*AIM OF THE TASK*. Of the lines in the listing below, how many hold "were"? Answer with the number only.

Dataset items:

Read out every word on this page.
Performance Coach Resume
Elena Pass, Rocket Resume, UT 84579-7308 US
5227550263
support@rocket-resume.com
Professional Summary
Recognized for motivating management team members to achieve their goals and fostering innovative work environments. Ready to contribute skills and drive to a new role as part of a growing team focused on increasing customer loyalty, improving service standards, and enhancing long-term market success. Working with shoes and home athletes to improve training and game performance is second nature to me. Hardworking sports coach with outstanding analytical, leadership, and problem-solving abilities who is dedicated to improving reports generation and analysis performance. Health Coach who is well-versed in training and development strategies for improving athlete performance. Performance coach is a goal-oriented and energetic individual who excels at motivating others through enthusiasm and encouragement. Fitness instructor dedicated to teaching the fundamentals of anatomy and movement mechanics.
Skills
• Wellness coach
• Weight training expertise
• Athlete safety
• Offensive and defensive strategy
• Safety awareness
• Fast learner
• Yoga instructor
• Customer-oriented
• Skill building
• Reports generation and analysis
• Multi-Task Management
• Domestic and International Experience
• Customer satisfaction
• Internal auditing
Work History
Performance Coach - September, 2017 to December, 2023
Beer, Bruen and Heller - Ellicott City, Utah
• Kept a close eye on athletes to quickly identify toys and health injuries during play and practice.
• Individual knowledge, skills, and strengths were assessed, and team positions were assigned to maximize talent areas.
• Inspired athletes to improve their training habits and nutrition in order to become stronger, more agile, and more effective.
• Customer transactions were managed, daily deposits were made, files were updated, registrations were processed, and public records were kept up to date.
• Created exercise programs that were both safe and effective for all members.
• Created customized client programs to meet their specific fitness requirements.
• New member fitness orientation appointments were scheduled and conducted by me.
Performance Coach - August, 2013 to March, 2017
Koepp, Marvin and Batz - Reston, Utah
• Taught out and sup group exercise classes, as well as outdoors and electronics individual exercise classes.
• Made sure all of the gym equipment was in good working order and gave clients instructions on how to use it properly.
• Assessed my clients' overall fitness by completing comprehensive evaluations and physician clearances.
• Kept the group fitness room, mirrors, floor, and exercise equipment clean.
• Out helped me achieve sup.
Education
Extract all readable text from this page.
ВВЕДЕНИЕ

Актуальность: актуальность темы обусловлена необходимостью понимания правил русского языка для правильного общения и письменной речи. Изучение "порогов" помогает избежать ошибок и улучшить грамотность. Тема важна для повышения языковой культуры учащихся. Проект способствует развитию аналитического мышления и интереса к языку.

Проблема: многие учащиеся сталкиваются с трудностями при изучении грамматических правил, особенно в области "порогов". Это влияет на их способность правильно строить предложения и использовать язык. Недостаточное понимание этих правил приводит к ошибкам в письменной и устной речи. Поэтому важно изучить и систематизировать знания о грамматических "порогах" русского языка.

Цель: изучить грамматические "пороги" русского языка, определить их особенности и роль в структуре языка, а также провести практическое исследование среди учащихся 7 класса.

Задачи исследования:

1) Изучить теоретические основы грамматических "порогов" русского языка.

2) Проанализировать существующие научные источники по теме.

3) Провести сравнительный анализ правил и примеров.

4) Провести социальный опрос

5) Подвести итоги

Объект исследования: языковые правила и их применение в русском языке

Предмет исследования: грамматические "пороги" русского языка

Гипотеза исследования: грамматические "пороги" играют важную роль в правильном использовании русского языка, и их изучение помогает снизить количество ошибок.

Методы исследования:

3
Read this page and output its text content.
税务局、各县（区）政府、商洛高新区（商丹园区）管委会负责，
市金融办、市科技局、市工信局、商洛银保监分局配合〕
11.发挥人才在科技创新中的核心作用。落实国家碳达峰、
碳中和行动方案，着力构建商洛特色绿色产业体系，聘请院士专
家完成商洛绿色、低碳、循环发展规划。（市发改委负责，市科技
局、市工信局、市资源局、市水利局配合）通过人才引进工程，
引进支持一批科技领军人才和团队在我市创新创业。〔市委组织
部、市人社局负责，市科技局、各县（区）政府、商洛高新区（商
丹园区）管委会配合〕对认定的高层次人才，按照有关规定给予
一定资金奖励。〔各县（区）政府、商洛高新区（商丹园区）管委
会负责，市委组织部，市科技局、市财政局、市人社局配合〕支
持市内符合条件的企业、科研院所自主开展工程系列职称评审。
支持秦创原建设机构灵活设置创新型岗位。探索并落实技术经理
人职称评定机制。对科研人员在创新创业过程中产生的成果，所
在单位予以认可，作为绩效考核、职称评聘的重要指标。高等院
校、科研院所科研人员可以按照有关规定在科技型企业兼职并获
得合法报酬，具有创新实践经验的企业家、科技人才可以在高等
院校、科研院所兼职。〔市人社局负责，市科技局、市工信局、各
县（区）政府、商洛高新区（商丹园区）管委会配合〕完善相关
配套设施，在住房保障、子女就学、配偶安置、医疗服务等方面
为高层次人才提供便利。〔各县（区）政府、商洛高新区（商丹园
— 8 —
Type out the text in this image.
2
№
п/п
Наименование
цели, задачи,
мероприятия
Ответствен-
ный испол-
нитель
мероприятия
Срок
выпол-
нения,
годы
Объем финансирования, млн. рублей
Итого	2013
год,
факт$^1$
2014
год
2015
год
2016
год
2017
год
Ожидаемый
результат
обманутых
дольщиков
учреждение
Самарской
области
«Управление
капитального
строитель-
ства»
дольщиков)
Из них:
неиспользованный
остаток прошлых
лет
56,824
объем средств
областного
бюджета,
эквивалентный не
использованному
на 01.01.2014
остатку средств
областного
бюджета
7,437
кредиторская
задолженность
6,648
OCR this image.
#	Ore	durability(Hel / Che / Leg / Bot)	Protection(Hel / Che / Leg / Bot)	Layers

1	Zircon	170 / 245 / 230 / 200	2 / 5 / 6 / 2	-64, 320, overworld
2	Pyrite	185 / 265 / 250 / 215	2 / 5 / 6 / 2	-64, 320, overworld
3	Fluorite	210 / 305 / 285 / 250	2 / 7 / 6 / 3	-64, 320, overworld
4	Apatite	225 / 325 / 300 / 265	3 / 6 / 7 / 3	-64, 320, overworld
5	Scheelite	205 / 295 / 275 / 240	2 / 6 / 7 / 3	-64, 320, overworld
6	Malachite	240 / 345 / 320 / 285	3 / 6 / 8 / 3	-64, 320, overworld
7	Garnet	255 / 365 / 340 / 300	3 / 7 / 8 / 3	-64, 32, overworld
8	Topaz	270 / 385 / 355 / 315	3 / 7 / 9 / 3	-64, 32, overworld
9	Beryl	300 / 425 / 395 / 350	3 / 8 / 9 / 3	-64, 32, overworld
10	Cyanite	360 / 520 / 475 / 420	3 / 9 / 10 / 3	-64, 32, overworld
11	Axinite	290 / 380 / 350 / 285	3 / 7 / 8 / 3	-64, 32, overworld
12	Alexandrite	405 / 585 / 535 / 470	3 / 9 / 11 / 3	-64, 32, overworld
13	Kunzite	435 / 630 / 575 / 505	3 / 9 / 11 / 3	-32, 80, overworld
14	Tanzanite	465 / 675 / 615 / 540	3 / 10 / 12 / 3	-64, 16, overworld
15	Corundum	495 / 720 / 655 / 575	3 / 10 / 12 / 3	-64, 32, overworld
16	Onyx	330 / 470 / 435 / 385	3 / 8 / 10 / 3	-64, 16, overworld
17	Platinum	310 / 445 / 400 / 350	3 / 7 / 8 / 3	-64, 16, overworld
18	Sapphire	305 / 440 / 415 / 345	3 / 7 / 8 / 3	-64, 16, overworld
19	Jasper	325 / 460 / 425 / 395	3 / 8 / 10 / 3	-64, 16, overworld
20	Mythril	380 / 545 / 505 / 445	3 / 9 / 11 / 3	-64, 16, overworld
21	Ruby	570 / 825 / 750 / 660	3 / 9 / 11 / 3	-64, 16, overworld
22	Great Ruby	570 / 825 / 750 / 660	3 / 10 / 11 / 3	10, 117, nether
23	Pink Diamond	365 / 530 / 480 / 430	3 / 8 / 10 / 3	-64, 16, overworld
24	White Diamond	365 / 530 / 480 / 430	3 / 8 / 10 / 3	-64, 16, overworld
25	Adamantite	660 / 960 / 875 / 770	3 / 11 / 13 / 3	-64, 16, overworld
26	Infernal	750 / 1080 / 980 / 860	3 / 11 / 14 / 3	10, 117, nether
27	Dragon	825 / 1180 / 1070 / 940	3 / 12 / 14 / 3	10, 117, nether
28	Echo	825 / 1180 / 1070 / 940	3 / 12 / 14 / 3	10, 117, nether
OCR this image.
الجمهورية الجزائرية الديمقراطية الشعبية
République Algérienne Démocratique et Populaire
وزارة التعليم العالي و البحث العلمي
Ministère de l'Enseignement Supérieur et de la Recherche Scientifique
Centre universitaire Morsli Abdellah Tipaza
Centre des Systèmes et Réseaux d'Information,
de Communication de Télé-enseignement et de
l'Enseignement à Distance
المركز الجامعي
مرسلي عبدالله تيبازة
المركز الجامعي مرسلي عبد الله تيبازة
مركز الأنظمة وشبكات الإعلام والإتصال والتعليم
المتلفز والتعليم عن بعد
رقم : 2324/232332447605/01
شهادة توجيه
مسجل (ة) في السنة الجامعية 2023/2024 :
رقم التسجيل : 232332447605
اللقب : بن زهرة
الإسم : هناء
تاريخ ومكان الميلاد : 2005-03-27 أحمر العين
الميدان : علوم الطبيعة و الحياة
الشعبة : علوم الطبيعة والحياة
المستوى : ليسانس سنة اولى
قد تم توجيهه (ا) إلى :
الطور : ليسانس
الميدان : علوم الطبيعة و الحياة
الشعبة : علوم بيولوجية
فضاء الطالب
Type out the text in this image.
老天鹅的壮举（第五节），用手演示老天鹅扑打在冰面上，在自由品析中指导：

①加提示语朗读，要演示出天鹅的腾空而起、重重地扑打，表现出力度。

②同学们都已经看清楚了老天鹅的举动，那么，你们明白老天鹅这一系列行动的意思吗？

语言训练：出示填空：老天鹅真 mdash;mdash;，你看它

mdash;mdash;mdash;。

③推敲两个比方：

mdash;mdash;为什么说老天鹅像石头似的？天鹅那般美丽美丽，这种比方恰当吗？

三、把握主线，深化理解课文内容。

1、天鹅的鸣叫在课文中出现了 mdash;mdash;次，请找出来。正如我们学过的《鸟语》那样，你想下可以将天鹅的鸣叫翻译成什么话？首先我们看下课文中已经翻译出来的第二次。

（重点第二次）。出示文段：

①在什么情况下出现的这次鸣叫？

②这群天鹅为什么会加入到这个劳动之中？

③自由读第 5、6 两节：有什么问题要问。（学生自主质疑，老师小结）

*RESULT OF THE EXERCISE*. 4